> [Text shown]
-- Begin --
These pillowy soft cinnamon-sugar Snickerdoodle Cookies are such a treat! They’re buttery, perfectly sweet, a little tangy, and incredibly easy to make!

Many snickerdoodle cookies on wire rack.


I’m going to make a bold statement here: these aren’t just the best snickerdoodle cookies I have ever had, these are the best cookies I’ve ever had, end of story.

I’m a big fan of soft and fluffy cookies, and these snickerdoodles check all the boxes.

The cream of tartar provides the perfect tang and is complemented by the sweet cinnamon sugar.

These cookies are so easy to make and are a great addition to any cookie platter alongside oatmeal raisin pecan cookies, pan-banged chocolate chip cookies, and linzer cookies, to name a few.

Recipe Ingredients

All ingredients for this recipe are shown in the pic below and special notes are made in this bulleted list to assist you.

Ingredients shown: sugar, cinnamon, salt, cream of tartar, vanilla extract, eggs, flour, baking soda, and butter.
  • Flour. I use King Arthur’s all-purpose flour for this recipe and most of my cookie recipes.
  • Cream of Tartar. A must for snickerdoodles! Cream of tartar is an acid and gives these cookies their distinct tang.
  • Cinnamon and sugar. There’s granulated sugar and cinnamon inside the cookies and also on the outside.
  • Eggs. Use 2 large room-temperature eggs.
  • Butter. Use unsalted room-temperature butter.

See the recipe card for full information on ingredients and quantities.
-- End --
Records from a dataset:
-- Begin --
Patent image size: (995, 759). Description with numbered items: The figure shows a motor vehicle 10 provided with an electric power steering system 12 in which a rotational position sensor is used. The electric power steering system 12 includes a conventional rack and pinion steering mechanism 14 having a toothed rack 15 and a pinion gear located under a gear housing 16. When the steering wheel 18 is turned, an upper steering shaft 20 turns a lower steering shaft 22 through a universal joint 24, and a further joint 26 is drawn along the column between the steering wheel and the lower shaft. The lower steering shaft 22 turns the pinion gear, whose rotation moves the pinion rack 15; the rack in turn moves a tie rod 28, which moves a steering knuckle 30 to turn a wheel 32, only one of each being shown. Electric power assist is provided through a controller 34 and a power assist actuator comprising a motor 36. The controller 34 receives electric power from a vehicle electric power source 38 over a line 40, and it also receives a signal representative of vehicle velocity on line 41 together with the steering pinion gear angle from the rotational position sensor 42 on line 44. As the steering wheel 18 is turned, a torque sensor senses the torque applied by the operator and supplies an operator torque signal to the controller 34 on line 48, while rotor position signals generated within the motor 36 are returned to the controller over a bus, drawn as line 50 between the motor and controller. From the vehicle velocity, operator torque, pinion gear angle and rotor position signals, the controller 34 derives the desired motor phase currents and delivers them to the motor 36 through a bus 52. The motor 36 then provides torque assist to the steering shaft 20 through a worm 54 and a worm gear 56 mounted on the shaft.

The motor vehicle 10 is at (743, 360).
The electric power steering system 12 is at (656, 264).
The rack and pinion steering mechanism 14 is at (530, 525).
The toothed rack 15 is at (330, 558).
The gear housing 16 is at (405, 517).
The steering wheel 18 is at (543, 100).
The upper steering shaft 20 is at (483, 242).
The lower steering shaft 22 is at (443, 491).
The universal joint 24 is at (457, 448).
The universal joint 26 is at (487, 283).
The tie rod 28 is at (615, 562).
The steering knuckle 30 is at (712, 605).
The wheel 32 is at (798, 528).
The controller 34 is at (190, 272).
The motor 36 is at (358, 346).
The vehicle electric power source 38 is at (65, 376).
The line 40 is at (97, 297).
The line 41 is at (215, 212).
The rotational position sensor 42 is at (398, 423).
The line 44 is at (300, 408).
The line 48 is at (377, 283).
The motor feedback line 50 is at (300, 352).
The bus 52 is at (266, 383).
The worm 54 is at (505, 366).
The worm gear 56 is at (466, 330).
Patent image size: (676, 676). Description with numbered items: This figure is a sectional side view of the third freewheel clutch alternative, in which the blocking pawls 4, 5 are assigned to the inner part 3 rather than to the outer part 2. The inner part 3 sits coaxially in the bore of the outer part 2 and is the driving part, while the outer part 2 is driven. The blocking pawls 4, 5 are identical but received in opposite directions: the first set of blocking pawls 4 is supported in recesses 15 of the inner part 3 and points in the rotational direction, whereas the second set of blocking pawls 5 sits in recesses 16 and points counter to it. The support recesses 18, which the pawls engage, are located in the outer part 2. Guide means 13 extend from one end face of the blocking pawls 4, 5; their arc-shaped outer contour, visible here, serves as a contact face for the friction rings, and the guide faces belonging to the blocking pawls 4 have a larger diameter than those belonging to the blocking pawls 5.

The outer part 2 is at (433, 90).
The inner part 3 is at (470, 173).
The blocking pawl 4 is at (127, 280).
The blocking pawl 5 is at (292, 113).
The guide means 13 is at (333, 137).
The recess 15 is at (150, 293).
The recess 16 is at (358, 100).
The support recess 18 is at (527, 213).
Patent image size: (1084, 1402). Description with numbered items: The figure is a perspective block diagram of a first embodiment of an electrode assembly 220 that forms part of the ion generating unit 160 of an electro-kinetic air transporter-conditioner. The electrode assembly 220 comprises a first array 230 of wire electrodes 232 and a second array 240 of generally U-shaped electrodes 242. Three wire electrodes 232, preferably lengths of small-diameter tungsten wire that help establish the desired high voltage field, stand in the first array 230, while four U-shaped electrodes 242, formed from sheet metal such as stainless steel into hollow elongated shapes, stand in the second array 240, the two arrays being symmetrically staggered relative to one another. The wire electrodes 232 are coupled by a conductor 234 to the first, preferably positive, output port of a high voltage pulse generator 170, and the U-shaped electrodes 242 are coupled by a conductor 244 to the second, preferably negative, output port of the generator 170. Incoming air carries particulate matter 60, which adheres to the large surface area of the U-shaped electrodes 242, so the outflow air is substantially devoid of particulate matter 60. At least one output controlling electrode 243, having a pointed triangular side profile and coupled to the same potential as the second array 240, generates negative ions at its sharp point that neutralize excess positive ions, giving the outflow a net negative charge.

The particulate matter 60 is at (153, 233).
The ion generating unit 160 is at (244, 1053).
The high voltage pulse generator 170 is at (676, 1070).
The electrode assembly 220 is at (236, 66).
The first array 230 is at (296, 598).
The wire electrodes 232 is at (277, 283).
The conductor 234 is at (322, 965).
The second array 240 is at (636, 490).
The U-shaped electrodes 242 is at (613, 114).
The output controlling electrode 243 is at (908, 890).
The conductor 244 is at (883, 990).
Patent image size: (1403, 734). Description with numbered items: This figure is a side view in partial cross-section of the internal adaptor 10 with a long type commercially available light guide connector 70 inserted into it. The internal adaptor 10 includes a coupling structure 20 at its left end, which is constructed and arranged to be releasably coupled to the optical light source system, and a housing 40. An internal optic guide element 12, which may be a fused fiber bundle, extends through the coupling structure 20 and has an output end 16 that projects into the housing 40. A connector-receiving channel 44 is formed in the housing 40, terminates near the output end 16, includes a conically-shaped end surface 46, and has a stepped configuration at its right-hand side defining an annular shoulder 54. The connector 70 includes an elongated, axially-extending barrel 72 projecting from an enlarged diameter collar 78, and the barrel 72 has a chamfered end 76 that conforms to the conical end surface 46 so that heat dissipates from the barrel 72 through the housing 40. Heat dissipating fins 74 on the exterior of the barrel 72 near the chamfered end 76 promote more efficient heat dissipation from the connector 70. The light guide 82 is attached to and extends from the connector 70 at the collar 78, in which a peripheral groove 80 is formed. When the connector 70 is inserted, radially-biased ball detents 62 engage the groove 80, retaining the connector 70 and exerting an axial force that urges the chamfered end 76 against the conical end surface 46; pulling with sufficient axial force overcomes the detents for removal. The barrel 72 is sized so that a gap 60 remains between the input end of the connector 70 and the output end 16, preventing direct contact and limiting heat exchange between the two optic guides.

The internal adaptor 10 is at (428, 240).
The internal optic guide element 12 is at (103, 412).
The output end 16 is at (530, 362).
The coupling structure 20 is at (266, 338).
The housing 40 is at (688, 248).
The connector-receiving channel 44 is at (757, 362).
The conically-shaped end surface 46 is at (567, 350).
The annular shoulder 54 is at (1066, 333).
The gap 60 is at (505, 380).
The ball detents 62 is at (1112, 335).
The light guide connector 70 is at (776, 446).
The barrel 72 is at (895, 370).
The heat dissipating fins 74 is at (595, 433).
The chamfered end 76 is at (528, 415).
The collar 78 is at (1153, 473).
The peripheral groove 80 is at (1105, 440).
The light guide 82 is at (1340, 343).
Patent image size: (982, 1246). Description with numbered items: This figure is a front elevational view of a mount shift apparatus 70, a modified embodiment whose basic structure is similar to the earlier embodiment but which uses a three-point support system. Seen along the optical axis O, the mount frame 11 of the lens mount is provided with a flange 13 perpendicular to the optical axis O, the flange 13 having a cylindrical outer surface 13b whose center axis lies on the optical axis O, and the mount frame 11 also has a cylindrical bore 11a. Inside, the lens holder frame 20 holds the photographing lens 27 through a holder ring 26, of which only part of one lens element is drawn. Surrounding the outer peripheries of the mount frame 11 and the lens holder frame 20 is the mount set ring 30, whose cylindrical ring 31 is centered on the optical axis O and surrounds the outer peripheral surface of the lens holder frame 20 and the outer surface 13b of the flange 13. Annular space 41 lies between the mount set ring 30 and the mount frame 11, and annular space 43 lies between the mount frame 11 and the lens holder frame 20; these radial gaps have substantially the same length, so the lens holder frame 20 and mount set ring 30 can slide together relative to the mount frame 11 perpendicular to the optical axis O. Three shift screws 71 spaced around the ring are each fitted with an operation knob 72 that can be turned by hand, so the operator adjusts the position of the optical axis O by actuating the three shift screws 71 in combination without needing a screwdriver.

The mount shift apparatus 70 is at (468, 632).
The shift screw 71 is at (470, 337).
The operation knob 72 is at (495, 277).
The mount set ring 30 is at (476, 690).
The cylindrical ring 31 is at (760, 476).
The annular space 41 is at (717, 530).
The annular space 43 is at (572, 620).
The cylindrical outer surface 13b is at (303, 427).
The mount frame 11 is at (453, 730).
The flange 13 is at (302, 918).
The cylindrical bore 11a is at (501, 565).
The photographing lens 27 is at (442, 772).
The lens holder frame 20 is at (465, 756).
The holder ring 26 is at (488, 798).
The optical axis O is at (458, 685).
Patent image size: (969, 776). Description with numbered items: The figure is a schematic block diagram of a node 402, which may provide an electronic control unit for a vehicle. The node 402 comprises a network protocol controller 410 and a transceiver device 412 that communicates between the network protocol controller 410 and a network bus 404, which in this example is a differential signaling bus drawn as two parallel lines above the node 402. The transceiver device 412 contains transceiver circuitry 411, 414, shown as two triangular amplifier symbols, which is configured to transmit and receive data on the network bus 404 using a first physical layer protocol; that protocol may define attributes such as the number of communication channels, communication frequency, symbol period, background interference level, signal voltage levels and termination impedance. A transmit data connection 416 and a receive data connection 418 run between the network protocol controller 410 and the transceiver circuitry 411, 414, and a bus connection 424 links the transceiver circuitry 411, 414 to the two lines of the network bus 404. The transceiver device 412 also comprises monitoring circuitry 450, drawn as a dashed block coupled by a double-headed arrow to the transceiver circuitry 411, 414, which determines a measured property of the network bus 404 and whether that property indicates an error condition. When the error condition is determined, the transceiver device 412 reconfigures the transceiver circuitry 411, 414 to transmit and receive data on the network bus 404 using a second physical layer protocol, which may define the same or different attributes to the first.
-- End --
> [Task requirements]
[1] Reproduce the passage of the snickerdoodle text starting with "These cookies are" and going on through "unsalted room-temperature butter.".
[2] In the snickerdoodle text, which flour is used for this recipe?

> [Per-task outputs]
[1]
These cookies are so easy to make and are a great addition to any cookie platter alongside oatmeal raisin pecan cookies, pan-banged chocolate chip cookies, and linzer cookies, to name a few.

Recipe Ingredients

All ingredients for this recipe are shown in the pic below and special notes are made in this bulleted list to assist you.

Ingredients shown: sugar, cinnamon, salt, cream of tartar, vanilla extract, eggs, flour, baking soda, and butter.
  • Flour. I use King Arthur’s all-purpose flour for this recipe and most of my cookie recipes.
  • Cream of Tartar. A must for snickerdoodles! Cream of tartar is an acid and gives these cookies their distinct tang.
  • Cinnamon and sugar. There’s granulated sugar and cinnamon inside the cookies and also on the outside.
  • Eggs. Use 2 large room-temperature eggs.
  • Butter. Use unsalted room-temperature butter.

[2] King Arthur's all-purpose flour.